MATERIAL FOR THIS TASK:
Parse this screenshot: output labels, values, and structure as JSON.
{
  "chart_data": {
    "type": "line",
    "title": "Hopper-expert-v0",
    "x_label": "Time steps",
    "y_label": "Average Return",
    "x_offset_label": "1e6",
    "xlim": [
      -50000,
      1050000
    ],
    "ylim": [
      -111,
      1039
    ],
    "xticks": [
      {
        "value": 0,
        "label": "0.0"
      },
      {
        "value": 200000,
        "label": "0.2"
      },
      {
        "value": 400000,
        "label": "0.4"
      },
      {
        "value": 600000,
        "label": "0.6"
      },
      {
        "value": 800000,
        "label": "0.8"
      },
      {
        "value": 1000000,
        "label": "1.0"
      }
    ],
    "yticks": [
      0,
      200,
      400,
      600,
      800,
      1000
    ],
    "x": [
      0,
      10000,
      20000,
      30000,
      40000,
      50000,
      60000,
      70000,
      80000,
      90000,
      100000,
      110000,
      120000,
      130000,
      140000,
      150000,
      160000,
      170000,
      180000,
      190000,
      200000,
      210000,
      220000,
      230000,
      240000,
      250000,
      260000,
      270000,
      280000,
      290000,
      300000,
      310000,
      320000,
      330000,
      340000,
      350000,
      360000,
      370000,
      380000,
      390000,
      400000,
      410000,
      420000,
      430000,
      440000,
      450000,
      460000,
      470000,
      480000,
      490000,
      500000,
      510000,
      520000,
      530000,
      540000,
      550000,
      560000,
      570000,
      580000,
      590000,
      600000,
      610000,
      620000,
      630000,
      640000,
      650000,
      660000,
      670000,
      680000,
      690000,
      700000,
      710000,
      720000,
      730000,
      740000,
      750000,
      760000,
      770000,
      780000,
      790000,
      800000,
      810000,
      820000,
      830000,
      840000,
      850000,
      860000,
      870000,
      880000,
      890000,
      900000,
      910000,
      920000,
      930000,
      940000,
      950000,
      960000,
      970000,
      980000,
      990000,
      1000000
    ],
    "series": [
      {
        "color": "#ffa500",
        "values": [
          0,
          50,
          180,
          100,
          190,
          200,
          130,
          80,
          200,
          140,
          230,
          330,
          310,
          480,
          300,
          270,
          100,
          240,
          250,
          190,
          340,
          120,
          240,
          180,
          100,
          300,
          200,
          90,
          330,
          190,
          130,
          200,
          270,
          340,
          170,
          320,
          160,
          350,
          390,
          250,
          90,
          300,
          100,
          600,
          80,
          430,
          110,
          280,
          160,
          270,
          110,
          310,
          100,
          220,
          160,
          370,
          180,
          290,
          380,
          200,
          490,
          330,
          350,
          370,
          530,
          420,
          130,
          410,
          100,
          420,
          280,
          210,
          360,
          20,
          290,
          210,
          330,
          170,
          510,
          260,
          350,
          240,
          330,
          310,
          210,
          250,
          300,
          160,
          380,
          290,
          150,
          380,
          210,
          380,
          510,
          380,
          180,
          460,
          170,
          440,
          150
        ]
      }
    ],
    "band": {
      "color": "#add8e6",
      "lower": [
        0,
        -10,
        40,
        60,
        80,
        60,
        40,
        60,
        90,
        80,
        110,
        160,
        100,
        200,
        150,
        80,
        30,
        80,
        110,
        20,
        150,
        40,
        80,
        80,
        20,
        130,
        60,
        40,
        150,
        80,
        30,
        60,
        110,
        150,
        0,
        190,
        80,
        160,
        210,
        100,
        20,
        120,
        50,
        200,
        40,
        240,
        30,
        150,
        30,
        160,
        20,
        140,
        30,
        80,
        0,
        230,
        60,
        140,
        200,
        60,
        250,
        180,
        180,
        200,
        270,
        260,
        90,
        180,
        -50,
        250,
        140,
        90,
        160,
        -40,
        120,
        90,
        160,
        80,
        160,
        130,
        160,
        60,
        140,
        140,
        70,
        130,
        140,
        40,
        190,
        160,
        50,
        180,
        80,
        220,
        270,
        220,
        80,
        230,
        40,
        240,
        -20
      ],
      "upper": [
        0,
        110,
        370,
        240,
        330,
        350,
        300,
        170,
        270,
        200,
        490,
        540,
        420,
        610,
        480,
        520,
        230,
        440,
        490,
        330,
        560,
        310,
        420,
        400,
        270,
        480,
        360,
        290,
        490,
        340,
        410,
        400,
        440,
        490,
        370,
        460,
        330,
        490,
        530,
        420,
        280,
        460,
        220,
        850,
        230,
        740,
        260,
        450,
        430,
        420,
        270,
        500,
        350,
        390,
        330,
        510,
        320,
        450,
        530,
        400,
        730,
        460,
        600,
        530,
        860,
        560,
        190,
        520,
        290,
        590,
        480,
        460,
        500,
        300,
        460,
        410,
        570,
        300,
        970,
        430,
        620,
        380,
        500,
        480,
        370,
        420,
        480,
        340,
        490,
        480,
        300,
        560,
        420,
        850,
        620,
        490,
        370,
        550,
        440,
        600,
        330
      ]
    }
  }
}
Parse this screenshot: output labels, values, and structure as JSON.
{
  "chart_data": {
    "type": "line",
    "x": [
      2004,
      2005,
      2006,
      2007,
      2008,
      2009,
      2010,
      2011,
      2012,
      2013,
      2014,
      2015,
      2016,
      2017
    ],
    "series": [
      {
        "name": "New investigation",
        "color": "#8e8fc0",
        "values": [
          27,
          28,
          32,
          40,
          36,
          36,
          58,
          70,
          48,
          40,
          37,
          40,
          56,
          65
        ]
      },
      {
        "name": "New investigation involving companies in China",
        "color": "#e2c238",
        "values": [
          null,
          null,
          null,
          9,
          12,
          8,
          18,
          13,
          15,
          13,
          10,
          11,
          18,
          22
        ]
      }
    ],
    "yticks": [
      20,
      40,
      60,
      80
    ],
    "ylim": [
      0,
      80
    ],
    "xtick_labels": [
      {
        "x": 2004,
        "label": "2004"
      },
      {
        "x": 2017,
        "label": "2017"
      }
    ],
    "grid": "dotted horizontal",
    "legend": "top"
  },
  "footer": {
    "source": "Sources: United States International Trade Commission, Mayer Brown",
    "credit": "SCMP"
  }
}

DIRECTIONS:
The full set of records should be duplicated exactly.

SOLUTION TO THIS EXERCISE:
Parse this screenshot: output labels, values, and structure as JSON.
{
  "chart_data": {
    "type": "line",
    "title": "Hopper-expert-v0",
    "x_label": "Time steps",
    "y_label": "Average Return",
    "x_offset_label": "1e6",
    "xlim": [
      -50000,
      1050000
    ],
    "ylim": [
      -111,
      1039
    ],
    "xticks": [
      {
        "value": 0,
        "label": "0.0"
      },
      {
        "value": 200000,
        "label": "0.2"
      },
      {
        "value": 400000,
        "label": "0.4"
      },
      {
        "value": 600000,
        "label": "0.6"
      },
      {
        "value": 800000,
        "label": "0.8"
      },
      {
        "value": 1000000,
        "label": "1.0"
      }
    ],
    "yticks": [
      0,
      200,
      400,
      600,
      800,
      1000
    ],
    "x": [
      0,
      10000,
      20000,
      30000,
      40000,
      50000,
      60000,
      70000,
      80000,
      90000,
      100000,
      110000,
      120000,
      130000,
      140000,
      150000,
      160000,
      170000,
      180000,
      190000,
      200000,
      210000,
      220000,
      230000,
      240000,
      250000,
      260000,
      270000,
      280000,
      290000,
      300000,
      310000,
      320000,
      330000,
      340000,
      350000,
      360000,
      370000,
      380000,
      390000,
      400000,
      410000,
      420000,
      430000,
      440000,
      450000,
      460000,
      470000,
      480000,
      490000,
      500000,
      510000,
      520000,
      530000,
      540000,
      550000,
      560000,
      570000,
      580000,
      590000,
      600000,
      610000,
      620000,
      630000,
      640000,
      650000,
      660000,
      670000,
      680000,
      690000,
      700000,
      710000,
      720000,
      730000,
      740000,
      750000,
      760000,
      770000,
      780000,
      790000,
      800000,
      810000,
      820000,
      830000,
      840000,
      850000,
      860000,
      870000,
      880000,
      890000,
      900000,
      910000,
      920000,
      930000,
      940000,
      950000,
      960000,
      970000,
      980000,
      990000,
      1000000
    ],
    "series": [
      {
        "color": "#ffa500",
        "values": [
          0,
          50,
          180,
          100,
          190,
          200,
          130,
          80,
          200,
          140,
          230,
          330,
          310,
          480,
          300,
          270,
          100,
          240,
          250,
          190,
          340,
          120,
          240,
          180,
          100,
          300,
          200,
          90,
          330,
          190,
          130,
          200,
          270,
          340,
          170,
          320,
          160,
          350,
          390,
          250,
          90,
          300,
          100,
          600,
          80,
          430,
          110,
          280,
          160,
          270,
          110,
          310,
          100,
          220,
          160,
          370,
          180,
          290,
          380,
          200,
          490,
          330,
          350,
          370,
          530,
          420,
          130,
          410,
          100,
          420,
          280,
          210,
          360,
          20,
          290,
          210,
          330,
          170,
          510,
          260,
          350,
          240,
          330,
          310,
          210,
          250,
          300,
          160,
          380,
          290,
          150,
          380,
          210,
          380,
          510,
          380,
          180,
          460,
          170,
          440,
          150
        ]
      }
    ],
    "band": {
      "color": "#add8e6",
      "lower": [
        0,
        -10,
        40,
        60,
        80,
        60,
        40,
        60,
        90,
        80,
        110,
        160,
        100,
        200,
        150,
        80,
        30,
        80,
        110,
        20,
        150,
        40,
        80,
        80,
        20,
        130,
        60,
        40,
        150,
        80,
        30,
        60,
        110,
        150,
        0,
        190,
        80,
        160,
        210,
        100,
        20,
        120,
        50,
        200,
        40,
        240,
        30,
        150,
        30,
        160,
        20,
        140,
        30,
        80,
        0,
        230,
        60,
        140,
        200,
        60,
        250,
        180,
        180,
        200,
        270,
        260,
        90,
        180,
        -50,
        250,
        140,
        90,
        160,
        -40,
        120,
        90,
        160,
        80,
        160,
        130,
        160,
        60,
        140,
        140,
        70,
        130,
        140,
        40,
        190,
        160,
        50,
        180,
        80,
        220,
        270,
        220,
        80,
        230,
        40,
        240,
        -20
      ],
      "upper": [
        0,
        110,
        370,
        240,
        330,
        350,
        300,
        170,
        270,
        200,
        490,
        540,
        420,
        610,
        480,
        520,
        230,
        440,
        490,
        330,
        560,
        310,
        420,
        400,
        270,
        480,
        360,
        290,
        490,
        340,
        410,
        400,
        440,
        490,
        370,
        460,
        330,
        490,
        530,
        420,
        280,
        460,
        220,
        850,
        230,
        740,
        260,
        450,
        430,
        420,
        270,
        500,
        350,
        390,
        330,
        510,
        320,
        450,
        530,
        400,
        730,
        460,
        600,
        530,
        860,
        560,
        190,
        520,
        290,
        590,
        480,
        460,
        500,
        300,
        460,
        410,
        570,
        300,
        970,
        430,
        620,
        380,
        500,
        480,
        370,
        420,
        480,
        340,
        490,
        480,
        300,
        560,
        420,
        850,
        620,
        490,
        370,
        550,
        440,
        600,
        330
      ]
    }
  }
}
Parse this screenshot: output labels, values, and structure as JSON.
{
  "chart_data": {
    "type": "line",
    "x": [
      2004,
      2005,
      2006,
      2007,
      2008,
      2009,
      2010,
      2011,
      2012,
      2013,
      2014,
      2015,
      2016,
      2017
    ],
    "series": [
      {
        "name": "New investigation",
        "color": "#8e8fc0",
        "values": [
          27,
          28,
          32,
          40,
          36,
          36,
          58,
          70,
          48,
          40,
          37,
          40,
          56,
          65
        ]
      },
      {
        "name": "New investigation involving companies in China",
        "color": "#e2c238",
        "values": [
          null,
          null,
          null,
          9,
          12,
          8,
          18,
          13,
          15,
          13,
          10,
          11,
          18,
          22
        ]
      }
    ],
    "yticks": [
      20,
      40,
      60,
      80
    ],
    "ylim": [
      0,
      80
    ],
    "xtick_labels": [
      {
        "x": 2004,
        "label": "2004"
      },
      {
        "x": 2017,
        "label": "2017"
      }
    ],
    "grid": "dotted horizontal",
    "legend": "top"
  },
  "footer": {
    "source": "Sources: United States International Trade Commission, Mayer Brown",
    "credit": "SCMP"
  }
}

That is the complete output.